Identify all lines in the listing that include the word "negocios", and copy them out.

** Start DATASET ENTRIES **

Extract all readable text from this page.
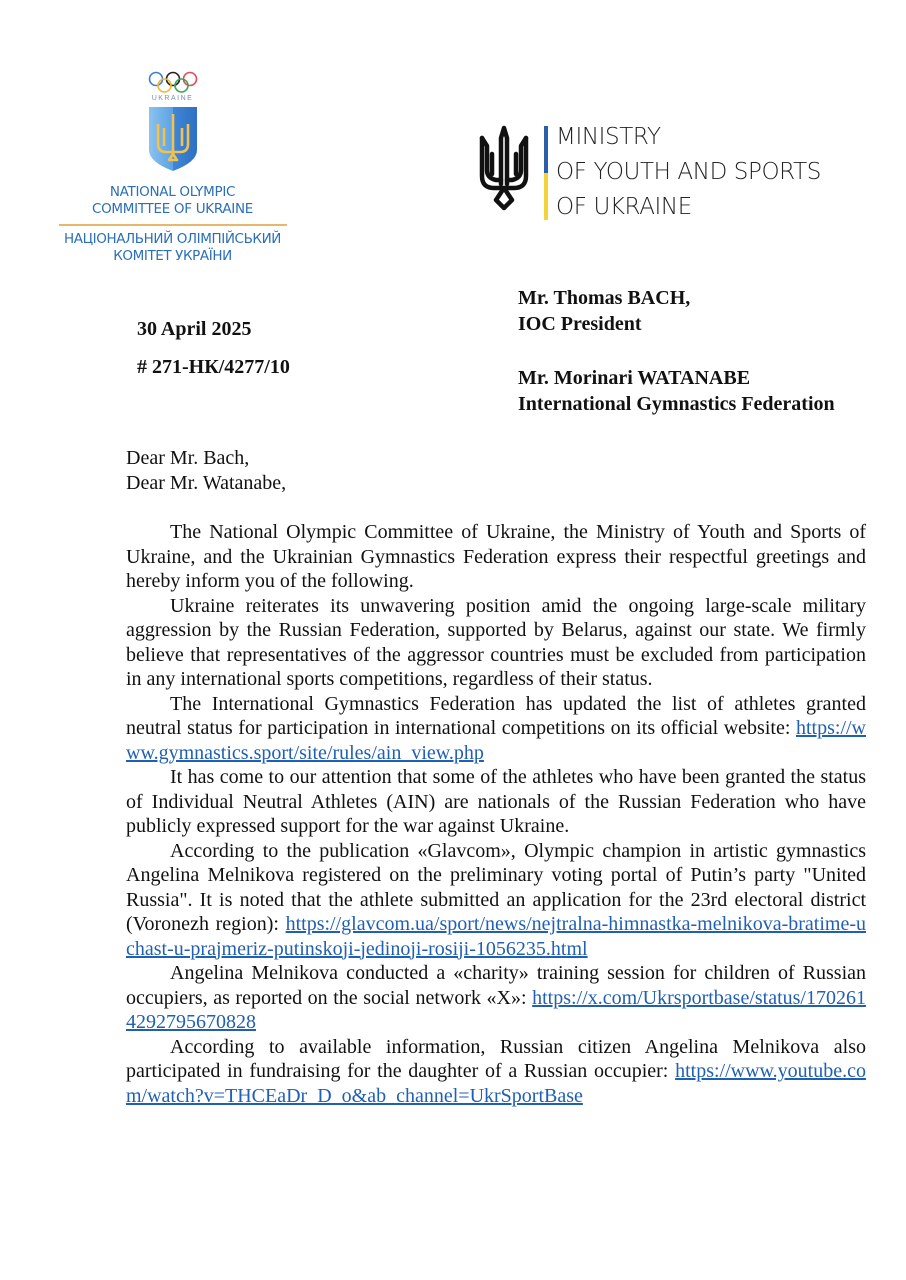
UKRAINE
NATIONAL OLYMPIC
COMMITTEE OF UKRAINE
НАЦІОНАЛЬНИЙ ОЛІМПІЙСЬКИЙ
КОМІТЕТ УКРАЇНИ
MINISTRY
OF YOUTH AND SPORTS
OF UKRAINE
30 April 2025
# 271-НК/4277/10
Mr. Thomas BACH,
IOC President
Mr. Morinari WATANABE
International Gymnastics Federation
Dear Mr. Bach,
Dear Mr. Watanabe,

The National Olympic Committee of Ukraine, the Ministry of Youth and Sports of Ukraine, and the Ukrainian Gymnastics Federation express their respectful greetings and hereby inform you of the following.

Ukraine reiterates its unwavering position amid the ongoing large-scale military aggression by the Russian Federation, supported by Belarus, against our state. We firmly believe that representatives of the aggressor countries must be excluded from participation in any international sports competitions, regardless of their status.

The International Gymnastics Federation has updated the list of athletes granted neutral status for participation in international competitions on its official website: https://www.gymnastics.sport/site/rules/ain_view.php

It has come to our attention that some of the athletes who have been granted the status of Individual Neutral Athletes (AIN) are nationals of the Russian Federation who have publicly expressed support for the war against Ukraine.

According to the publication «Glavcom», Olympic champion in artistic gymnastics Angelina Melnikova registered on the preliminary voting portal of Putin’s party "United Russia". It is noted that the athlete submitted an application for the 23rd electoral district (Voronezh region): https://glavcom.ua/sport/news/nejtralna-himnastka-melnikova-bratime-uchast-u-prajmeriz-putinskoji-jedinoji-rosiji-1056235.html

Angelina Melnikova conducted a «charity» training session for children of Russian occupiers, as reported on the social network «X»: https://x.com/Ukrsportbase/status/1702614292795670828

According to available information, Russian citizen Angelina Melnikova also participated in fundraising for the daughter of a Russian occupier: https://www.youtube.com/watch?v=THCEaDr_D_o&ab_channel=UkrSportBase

** End DATASET ENTRIES **
** Start DATASET ENTRIES **

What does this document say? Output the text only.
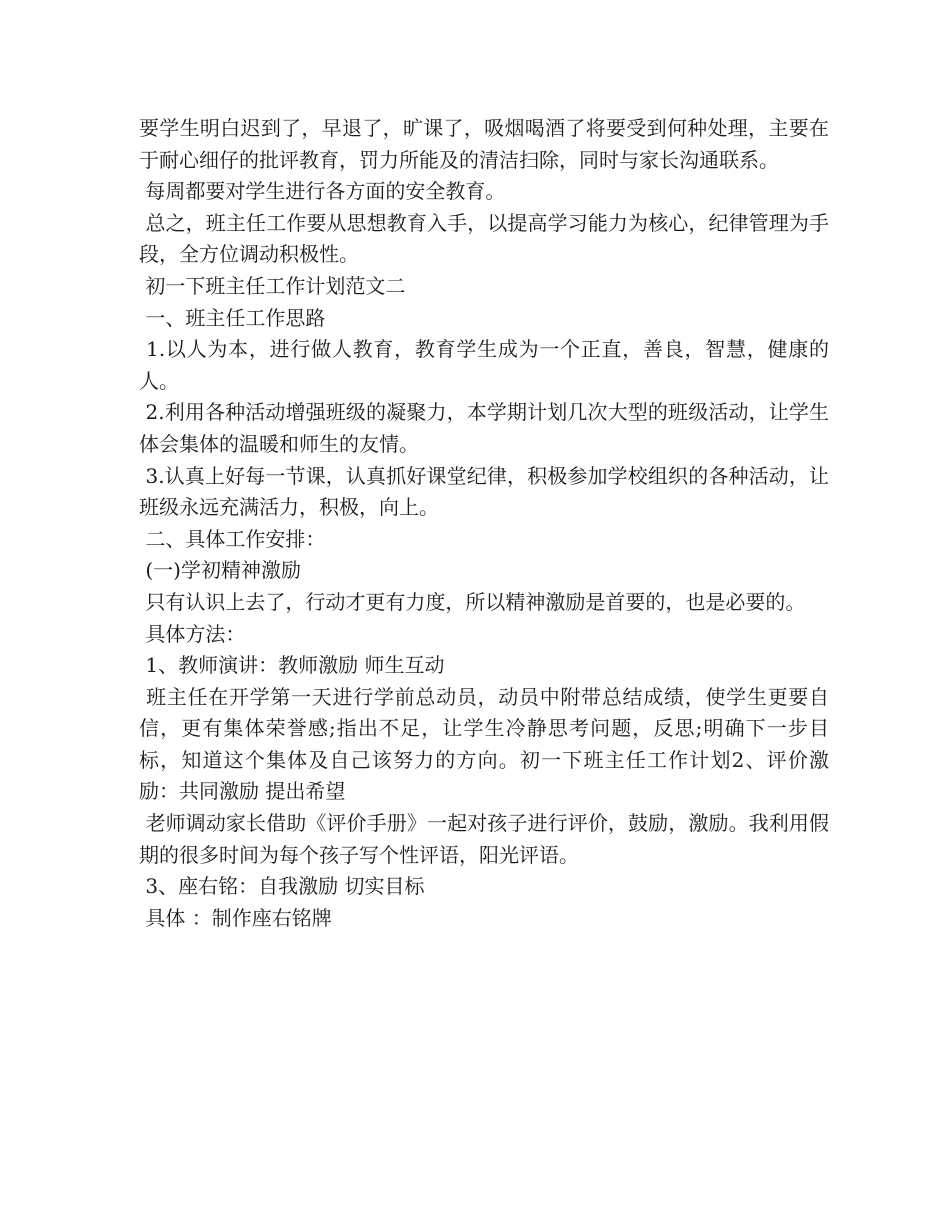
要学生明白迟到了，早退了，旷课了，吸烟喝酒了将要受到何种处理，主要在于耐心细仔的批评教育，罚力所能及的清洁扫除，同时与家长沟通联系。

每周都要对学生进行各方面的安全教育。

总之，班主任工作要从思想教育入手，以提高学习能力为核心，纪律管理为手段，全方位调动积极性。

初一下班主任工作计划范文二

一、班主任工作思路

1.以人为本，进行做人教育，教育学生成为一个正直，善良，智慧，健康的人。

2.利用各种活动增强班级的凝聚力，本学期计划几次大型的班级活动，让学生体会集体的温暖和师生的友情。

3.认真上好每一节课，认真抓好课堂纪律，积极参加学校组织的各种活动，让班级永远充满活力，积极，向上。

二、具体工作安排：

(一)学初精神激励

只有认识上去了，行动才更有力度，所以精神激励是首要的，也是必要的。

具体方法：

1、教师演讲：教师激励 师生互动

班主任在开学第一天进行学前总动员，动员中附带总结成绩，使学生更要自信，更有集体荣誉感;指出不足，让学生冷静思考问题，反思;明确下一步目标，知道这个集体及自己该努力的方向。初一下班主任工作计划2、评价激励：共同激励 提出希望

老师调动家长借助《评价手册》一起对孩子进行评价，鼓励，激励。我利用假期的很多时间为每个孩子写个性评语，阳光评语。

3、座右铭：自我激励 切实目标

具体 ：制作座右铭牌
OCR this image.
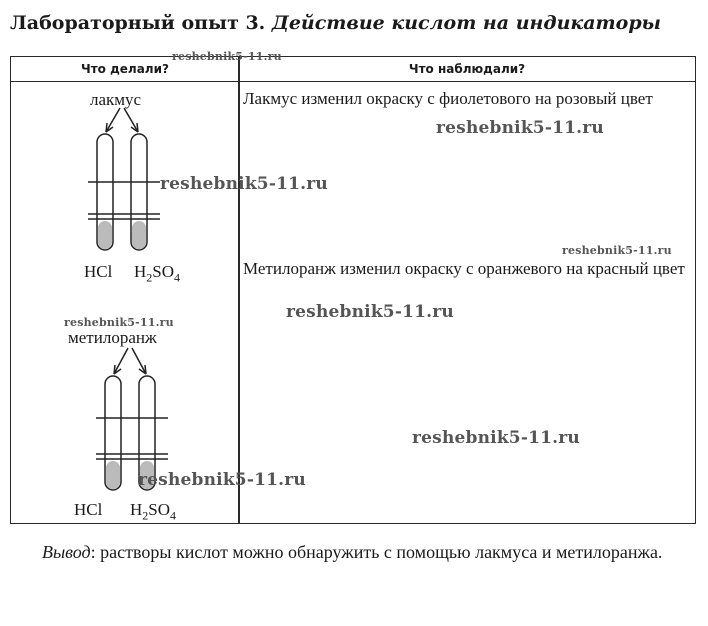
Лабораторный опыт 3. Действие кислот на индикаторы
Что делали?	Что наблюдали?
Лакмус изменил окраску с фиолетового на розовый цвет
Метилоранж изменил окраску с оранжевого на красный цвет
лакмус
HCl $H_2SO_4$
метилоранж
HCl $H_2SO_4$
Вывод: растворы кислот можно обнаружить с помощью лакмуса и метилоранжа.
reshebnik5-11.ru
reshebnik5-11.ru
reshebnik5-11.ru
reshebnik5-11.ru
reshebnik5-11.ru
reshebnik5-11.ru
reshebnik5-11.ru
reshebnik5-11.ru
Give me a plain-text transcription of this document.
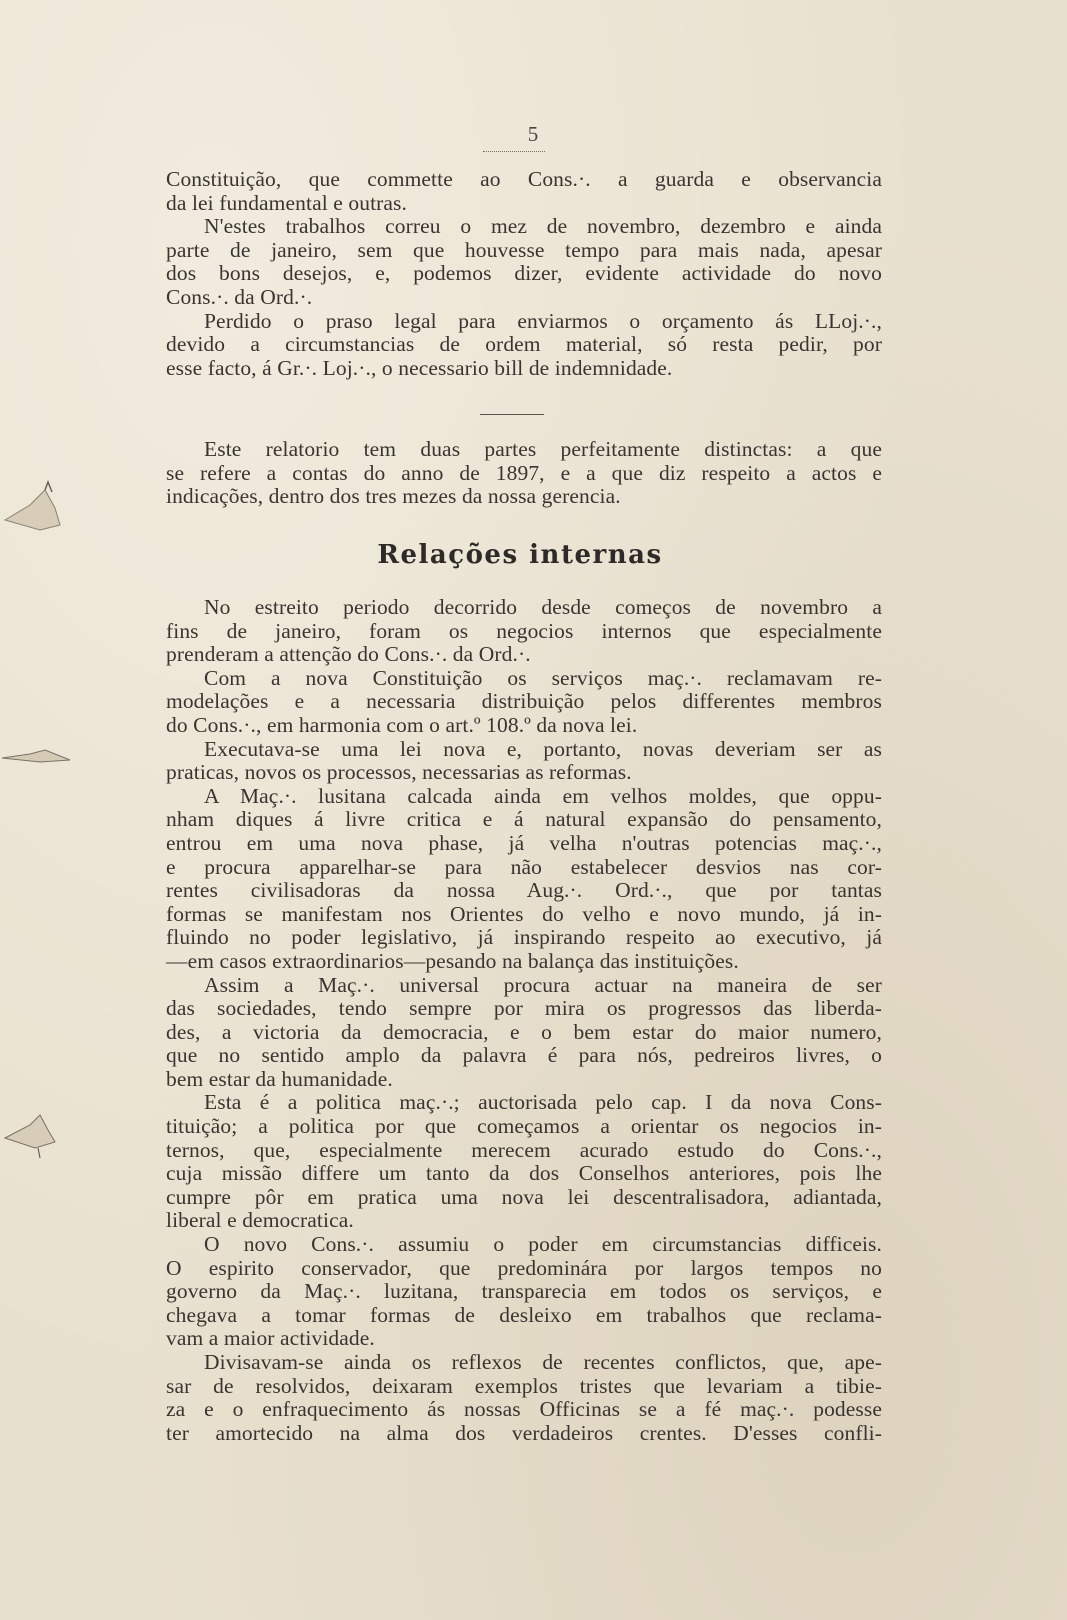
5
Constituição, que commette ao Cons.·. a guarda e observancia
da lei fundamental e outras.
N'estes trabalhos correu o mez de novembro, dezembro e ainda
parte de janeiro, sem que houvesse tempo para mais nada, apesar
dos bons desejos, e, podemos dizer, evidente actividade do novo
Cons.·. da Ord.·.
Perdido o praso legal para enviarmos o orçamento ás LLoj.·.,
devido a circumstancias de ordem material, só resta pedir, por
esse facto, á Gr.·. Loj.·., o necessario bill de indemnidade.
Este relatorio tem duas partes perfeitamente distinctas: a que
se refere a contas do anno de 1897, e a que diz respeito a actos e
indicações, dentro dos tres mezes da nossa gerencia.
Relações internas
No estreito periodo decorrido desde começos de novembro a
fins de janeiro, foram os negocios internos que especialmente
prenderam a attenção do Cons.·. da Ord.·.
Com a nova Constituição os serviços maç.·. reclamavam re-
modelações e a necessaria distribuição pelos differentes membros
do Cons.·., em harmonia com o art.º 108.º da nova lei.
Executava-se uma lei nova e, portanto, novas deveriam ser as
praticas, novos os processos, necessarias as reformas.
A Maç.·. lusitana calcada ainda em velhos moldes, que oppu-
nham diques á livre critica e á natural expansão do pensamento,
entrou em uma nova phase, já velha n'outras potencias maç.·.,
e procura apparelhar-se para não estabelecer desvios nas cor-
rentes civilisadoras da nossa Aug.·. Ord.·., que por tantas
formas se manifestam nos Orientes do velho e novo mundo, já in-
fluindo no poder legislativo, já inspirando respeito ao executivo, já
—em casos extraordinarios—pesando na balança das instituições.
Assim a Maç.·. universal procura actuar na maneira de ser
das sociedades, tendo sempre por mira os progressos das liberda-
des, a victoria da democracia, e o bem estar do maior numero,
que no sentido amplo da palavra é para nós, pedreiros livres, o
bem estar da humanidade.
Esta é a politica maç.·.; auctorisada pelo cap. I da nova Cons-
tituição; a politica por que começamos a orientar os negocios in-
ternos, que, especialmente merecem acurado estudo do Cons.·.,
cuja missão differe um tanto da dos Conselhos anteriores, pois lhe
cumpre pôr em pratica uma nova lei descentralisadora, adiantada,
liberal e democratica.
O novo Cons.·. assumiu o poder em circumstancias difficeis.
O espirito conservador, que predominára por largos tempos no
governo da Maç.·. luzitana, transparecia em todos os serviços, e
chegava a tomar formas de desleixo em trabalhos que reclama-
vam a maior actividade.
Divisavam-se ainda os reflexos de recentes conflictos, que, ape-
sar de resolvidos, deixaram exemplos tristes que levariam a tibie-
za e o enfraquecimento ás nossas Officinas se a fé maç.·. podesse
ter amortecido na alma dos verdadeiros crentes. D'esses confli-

** End DATASET ENTRIES **
** Start DATASET ENTRIES **

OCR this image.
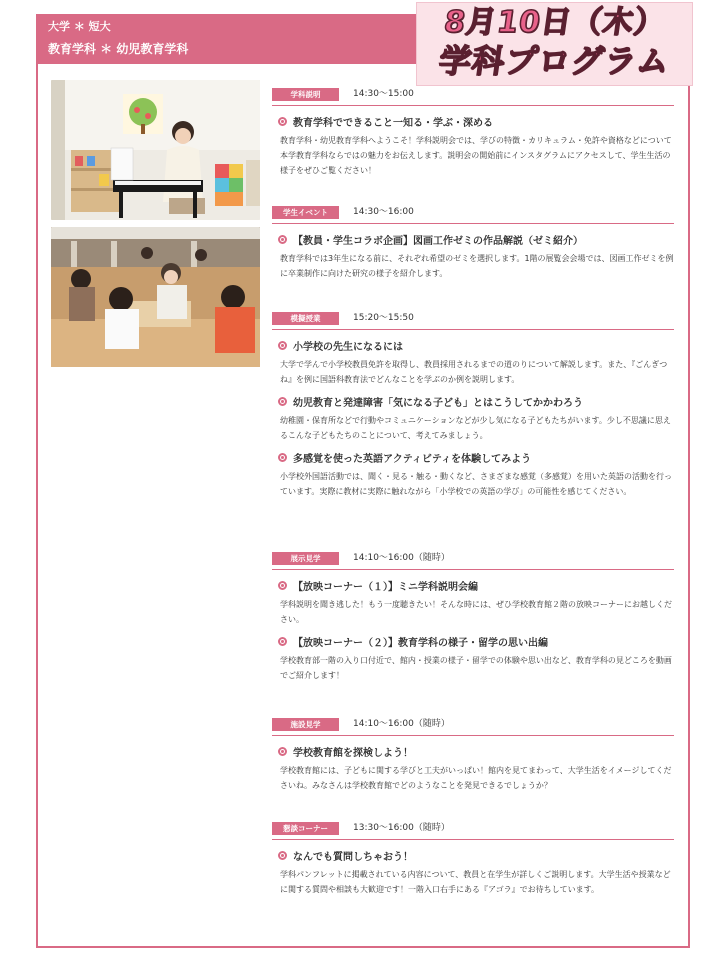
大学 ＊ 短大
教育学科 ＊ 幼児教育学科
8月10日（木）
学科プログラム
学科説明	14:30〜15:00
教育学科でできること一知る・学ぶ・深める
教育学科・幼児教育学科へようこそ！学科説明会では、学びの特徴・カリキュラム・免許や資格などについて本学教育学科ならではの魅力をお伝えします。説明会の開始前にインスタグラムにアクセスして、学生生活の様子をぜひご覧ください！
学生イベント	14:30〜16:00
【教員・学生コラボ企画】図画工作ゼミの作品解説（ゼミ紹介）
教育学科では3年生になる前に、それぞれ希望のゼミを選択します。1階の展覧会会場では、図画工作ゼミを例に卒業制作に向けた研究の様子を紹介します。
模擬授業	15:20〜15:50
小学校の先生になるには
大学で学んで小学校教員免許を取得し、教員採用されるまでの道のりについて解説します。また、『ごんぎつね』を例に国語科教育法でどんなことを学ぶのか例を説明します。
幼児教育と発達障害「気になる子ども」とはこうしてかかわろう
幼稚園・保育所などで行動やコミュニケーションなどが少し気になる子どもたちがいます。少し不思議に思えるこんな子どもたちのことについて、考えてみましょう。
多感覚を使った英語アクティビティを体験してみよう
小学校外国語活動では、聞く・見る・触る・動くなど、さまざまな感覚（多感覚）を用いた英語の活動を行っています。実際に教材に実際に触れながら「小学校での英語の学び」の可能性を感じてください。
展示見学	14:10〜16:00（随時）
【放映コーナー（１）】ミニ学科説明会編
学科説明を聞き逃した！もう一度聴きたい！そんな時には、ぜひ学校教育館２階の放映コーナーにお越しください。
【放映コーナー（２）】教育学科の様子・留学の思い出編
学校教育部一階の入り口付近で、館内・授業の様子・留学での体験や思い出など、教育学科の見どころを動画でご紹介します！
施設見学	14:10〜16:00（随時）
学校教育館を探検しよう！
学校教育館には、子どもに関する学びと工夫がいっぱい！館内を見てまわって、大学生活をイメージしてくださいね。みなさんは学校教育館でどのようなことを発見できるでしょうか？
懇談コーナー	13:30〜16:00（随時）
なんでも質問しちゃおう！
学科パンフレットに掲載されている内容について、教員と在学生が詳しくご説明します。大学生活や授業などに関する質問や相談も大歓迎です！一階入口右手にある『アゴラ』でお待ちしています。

** End DATASET ENTRIES **

**EXERCISE OUTPUT:**
fins de janeiro, foram os negocios internos que especialmente
tituição; a politica por que começamos a orientar os negocios in-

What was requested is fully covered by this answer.